EXERCISE OBJECTIVE:
Take each line that has the word "this" and return it.

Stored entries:
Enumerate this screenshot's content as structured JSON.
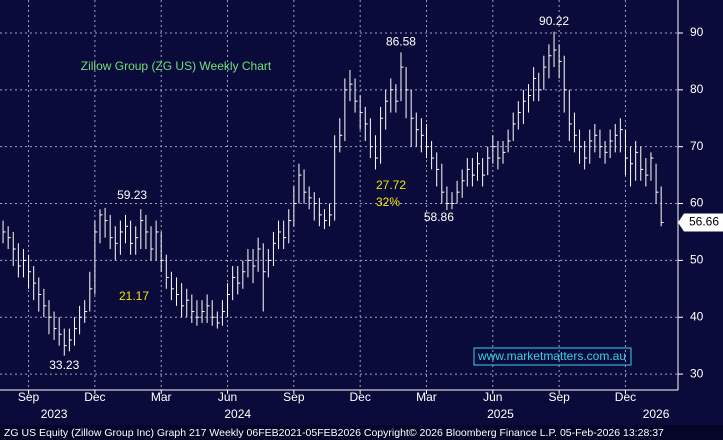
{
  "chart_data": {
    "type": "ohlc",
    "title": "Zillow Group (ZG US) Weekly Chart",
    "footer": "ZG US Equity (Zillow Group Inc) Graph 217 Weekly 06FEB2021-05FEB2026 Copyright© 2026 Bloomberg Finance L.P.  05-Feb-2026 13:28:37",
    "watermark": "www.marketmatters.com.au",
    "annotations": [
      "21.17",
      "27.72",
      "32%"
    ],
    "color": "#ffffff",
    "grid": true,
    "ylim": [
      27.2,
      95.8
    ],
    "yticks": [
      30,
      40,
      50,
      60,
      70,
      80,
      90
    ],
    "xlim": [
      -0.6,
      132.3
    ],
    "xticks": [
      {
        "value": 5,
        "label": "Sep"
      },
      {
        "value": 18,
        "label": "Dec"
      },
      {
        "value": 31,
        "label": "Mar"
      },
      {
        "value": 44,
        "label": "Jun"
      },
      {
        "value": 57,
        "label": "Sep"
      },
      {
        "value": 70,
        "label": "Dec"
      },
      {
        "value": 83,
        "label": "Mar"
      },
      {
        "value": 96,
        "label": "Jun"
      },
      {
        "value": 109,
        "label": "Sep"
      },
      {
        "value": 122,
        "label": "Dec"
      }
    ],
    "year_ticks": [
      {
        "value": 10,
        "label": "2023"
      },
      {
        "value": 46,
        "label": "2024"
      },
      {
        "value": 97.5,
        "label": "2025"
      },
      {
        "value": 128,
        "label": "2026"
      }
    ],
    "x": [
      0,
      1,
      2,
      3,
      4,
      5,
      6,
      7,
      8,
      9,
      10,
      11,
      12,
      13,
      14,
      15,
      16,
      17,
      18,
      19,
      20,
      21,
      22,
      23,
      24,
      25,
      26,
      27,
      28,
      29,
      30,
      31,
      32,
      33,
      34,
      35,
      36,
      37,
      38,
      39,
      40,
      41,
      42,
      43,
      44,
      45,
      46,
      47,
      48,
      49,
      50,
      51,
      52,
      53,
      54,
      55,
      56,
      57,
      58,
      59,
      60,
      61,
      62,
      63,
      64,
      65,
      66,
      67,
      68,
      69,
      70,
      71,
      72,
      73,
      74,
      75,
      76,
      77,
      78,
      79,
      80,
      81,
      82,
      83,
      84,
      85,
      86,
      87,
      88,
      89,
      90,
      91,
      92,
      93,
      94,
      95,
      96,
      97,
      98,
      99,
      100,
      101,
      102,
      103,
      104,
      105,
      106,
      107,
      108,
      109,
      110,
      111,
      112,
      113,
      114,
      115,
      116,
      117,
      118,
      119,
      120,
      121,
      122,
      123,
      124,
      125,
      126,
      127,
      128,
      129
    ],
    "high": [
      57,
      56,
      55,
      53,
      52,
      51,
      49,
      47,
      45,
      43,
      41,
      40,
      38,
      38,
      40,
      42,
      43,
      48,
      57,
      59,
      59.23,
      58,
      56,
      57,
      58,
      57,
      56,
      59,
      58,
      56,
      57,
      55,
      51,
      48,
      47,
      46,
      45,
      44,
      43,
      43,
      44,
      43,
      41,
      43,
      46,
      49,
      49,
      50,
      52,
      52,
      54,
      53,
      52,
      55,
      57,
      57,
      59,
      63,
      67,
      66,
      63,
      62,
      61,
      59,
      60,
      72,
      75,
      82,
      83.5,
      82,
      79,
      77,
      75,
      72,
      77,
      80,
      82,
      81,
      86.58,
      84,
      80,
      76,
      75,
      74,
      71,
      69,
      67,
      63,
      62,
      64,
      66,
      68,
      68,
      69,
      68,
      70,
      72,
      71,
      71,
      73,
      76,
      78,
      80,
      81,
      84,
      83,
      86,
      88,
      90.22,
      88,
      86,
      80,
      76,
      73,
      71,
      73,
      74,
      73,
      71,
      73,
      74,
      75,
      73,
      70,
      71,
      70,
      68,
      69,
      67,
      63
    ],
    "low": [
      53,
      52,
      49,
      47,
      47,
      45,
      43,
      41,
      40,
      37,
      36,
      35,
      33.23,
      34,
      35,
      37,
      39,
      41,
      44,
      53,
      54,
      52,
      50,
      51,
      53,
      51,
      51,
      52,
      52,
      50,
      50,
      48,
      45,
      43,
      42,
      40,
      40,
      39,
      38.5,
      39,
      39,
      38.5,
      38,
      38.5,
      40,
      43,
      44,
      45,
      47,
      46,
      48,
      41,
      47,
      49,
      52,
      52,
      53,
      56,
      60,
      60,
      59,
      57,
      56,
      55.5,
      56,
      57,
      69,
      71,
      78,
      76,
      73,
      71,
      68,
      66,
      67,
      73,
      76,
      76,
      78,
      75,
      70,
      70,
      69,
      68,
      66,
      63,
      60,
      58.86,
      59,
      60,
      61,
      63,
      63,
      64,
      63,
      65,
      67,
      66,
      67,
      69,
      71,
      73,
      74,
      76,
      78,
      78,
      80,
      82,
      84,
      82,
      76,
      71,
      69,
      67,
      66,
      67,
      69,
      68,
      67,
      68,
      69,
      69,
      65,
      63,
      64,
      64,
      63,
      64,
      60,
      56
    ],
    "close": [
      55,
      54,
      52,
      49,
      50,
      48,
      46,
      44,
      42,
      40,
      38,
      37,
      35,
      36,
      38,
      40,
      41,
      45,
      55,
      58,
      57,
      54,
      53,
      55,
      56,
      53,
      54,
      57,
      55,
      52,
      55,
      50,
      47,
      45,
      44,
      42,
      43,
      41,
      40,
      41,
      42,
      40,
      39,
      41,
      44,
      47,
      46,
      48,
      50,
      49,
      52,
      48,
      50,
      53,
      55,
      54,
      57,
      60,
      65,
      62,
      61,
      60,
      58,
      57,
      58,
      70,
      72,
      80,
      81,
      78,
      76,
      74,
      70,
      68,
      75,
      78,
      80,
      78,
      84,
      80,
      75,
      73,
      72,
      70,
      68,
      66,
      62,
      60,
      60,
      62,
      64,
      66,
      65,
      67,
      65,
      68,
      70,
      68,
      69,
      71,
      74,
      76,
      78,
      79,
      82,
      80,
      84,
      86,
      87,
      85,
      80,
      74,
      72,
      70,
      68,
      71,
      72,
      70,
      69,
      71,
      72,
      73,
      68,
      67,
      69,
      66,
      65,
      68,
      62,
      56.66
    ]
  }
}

...

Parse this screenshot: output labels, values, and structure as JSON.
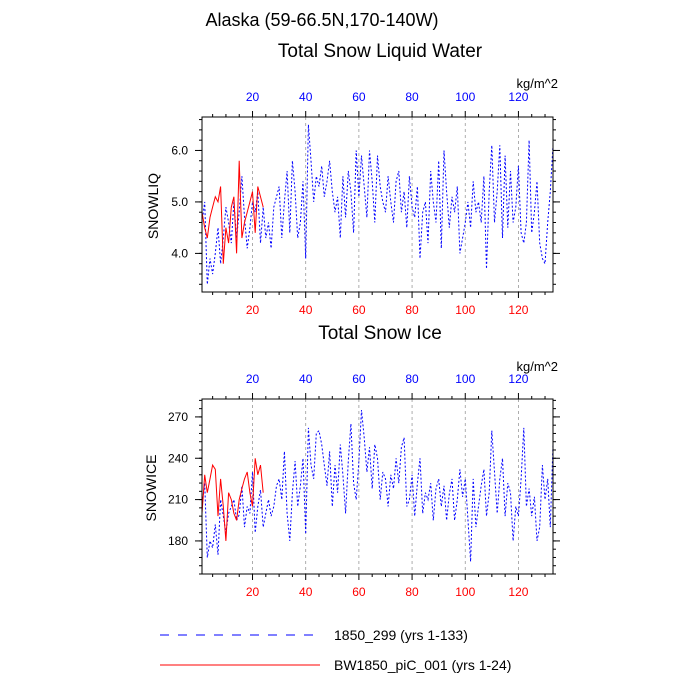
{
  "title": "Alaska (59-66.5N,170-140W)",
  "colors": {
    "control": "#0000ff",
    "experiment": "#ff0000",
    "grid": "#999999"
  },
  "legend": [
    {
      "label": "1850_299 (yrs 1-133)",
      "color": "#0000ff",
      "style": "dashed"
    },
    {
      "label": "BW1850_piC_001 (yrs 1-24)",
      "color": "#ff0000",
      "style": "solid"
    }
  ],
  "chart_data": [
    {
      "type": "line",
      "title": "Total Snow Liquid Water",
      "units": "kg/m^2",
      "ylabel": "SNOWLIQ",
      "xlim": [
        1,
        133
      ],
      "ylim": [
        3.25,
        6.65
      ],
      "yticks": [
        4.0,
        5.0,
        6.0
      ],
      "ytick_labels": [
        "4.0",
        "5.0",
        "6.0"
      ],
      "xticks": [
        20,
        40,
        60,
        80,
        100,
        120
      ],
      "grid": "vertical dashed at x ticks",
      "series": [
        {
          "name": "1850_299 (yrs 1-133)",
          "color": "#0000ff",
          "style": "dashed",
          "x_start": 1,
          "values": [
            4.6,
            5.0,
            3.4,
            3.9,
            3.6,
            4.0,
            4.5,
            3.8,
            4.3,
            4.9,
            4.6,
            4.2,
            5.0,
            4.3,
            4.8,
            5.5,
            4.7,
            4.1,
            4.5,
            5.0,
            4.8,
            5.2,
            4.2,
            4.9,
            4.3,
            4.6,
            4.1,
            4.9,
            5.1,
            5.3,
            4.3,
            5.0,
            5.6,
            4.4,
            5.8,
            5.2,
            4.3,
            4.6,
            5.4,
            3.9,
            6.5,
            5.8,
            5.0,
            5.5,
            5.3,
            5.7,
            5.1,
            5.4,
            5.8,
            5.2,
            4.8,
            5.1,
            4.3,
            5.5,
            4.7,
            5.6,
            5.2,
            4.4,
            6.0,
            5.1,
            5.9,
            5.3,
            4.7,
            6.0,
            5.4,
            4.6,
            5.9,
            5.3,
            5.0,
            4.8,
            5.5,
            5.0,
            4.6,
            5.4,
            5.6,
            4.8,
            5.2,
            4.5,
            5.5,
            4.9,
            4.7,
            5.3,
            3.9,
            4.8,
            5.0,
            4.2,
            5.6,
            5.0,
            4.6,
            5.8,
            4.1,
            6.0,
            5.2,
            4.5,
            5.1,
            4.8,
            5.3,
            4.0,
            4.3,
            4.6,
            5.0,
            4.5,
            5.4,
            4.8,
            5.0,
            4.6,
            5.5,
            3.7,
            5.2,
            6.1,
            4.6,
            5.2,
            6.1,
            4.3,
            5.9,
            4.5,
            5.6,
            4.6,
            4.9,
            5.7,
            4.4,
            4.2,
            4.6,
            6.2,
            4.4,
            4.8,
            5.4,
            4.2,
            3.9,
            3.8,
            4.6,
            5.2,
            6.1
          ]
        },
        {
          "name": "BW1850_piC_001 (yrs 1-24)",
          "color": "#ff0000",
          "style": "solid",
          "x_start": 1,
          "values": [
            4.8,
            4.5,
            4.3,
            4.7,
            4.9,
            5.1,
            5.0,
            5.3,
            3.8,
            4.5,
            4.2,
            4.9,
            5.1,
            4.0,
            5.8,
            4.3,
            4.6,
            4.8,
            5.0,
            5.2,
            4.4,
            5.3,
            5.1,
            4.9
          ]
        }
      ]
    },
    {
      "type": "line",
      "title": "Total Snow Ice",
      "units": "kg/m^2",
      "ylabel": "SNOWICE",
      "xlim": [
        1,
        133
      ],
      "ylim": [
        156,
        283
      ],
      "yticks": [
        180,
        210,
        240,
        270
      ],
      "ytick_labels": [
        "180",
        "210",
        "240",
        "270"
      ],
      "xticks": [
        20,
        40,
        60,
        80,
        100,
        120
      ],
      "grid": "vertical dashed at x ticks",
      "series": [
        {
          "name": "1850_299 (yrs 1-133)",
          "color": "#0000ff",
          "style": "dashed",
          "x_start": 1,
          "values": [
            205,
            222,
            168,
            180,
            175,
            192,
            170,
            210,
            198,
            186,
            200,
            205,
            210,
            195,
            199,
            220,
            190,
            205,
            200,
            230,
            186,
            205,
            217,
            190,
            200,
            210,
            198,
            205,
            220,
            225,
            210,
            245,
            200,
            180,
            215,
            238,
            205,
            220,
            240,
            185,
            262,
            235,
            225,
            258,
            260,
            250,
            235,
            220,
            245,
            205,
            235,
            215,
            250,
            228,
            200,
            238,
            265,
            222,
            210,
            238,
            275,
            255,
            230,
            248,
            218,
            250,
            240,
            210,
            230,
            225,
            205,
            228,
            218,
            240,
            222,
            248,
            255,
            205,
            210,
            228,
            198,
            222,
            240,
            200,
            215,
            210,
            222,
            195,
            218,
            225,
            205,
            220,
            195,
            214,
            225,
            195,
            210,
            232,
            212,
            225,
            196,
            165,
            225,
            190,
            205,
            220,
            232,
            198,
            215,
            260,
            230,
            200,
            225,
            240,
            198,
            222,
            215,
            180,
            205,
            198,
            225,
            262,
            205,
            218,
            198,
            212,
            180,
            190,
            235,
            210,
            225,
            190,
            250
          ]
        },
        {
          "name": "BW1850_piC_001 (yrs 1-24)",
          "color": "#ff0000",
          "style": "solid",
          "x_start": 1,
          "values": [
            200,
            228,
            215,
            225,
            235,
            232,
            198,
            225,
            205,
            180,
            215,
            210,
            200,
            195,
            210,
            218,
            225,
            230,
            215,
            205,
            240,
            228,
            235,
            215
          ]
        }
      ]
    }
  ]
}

...

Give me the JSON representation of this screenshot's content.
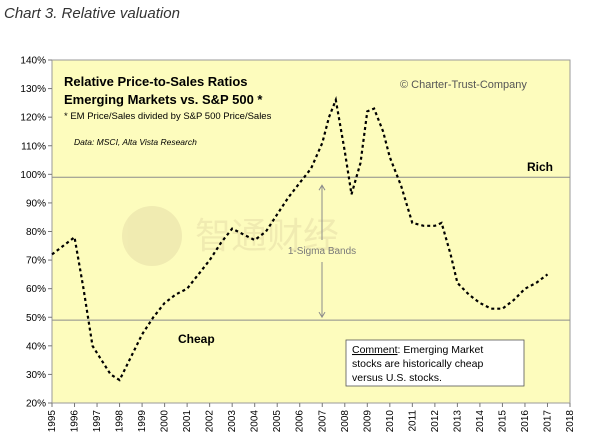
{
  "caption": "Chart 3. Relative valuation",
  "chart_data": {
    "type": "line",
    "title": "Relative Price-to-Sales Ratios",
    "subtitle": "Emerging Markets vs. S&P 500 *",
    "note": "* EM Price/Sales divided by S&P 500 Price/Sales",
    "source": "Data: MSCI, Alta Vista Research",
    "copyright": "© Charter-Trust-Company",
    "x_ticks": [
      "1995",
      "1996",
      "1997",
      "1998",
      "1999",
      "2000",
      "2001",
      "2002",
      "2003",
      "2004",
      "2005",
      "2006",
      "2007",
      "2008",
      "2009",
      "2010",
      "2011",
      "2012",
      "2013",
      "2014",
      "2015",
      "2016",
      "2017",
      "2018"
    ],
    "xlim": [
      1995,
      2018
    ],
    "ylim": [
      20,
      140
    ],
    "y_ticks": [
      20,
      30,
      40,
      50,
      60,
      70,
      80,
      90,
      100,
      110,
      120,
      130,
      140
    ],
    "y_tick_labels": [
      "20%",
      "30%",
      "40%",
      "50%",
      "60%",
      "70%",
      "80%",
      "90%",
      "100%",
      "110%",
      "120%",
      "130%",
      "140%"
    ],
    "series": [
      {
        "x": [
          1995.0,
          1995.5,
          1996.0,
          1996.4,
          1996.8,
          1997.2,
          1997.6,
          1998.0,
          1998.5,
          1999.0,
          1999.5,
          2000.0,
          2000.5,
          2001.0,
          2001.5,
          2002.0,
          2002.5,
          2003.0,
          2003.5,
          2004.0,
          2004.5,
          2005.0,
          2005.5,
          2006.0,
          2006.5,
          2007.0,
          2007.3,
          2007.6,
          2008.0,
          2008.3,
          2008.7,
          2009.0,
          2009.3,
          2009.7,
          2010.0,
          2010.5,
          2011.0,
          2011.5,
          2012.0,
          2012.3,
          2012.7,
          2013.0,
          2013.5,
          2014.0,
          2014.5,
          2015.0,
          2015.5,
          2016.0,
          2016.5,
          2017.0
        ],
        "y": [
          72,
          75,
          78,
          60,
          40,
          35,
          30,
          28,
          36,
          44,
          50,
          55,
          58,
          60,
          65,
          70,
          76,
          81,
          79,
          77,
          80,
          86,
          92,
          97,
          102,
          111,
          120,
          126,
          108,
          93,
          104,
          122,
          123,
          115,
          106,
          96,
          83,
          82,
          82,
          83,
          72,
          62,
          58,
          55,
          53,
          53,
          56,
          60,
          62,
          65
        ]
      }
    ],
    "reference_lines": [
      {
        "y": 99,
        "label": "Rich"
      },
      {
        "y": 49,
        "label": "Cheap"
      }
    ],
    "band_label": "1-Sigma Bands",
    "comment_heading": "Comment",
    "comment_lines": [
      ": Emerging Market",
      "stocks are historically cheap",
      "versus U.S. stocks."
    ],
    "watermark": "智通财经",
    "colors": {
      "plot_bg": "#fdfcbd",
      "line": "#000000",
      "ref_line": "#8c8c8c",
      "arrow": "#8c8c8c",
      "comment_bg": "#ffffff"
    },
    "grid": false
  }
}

COMPLETED TASK:
Enumerate this screenshot's content as structured JSON.
Parse this screenshot: output labels, values, and structure as JSON.
Give me the JSON representation of this screenshot's content.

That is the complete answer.